▶ [Direction]
Write out, exactly as they appear, only the lines running from the line with "Output a JSON" to the final line of the listing; include both.
┌──
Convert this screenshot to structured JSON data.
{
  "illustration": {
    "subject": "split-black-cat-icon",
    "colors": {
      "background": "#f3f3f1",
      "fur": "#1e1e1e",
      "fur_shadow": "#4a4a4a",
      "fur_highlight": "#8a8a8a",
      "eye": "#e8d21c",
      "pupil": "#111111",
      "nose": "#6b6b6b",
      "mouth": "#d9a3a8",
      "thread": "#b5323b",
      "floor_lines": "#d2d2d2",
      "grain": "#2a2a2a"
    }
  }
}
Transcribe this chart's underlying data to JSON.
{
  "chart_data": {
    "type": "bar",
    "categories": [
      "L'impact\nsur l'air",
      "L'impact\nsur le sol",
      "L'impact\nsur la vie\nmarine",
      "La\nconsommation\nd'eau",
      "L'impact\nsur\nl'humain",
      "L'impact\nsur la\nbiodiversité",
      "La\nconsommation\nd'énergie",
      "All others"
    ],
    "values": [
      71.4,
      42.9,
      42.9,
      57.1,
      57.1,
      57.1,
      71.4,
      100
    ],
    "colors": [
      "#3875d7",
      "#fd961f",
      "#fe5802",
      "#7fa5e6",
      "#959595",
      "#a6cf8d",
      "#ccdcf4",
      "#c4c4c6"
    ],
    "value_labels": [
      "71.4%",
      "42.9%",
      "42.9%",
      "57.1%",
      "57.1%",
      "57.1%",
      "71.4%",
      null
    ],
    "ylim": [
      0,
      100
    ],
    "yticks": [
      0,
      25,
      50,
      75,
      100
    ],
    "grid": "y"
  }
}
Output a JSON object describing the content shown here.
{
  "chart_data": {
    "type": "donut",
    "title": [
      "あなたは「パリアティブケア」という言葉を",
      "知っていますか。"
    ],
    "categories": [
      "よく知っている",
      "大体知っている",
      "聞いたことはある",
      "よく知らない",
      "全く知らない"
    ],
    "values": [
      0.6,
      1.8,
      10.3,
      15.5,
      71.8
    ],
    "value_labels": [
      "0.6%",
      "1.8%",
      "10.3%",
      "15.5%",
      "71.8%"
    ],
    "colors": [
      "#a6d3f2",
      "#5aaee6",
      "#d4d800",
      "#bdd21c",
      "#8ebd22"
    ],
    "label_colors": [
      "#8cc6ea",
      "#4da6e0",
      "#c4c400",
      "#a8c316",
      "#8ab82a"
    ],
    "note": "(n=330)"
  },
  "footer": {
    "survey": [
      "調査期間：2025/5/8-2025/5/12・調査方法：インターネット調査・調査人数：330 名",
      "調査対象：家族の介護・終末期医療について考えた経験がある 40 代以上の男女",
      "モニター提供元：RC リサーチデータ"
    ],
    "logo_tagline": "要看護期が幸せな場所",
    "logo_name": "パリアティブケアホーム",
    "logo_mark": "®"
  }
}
└──
▶ [Correct answer]
Output a JSON object describing the content shown here.
{
  "chart_data": {
    "type": "donut",
    "title": [
      "あなたは「パリアティブケア」という言葉を",
      "知っていますか。"
    ],
    "categories": [
      "よく知っている",
      "大体知っている",
      "聞いたことはある",
      "よく知らない",
      "全く知らない"
    ],
    "values": [
      0.6,
      1.8,
      10.3,
      15.5,
      71.8
    ],
    "value_labels": [
      "0.6%",
      "1.8%",
      "10.3%",
      "15.5%",
      "71.8%"
    ],
    "colors": [
      "#a6d3f2",
      "#5aaee6",
      "#d4d800",
      "#bdd21c",
      "#8ebd22"
    ],
    "label_colors": [
      "#8cc6ea",
      "#4da6e0",
      "#c4c400",
      "#a8c316",
      "#8ab82a"
    ],
    "note": "(n=330)"
  },
  "footer": {
    "survey": [
      "調査期間：2025/5/8-2025/5/12・調査方法：インターネット調査・調査人数：330 名",
      "調査対象：家族の介護・終末期医療について考えた経験がある 40 代以上の男女",
      "モニター提供元：RC リサーチデータ"
    ],
    "logo_tagline": "要看護期が幸せな場所",
    "logo_name": "パリアティブケアホーム",
    "logo_mark": "®"
  }
}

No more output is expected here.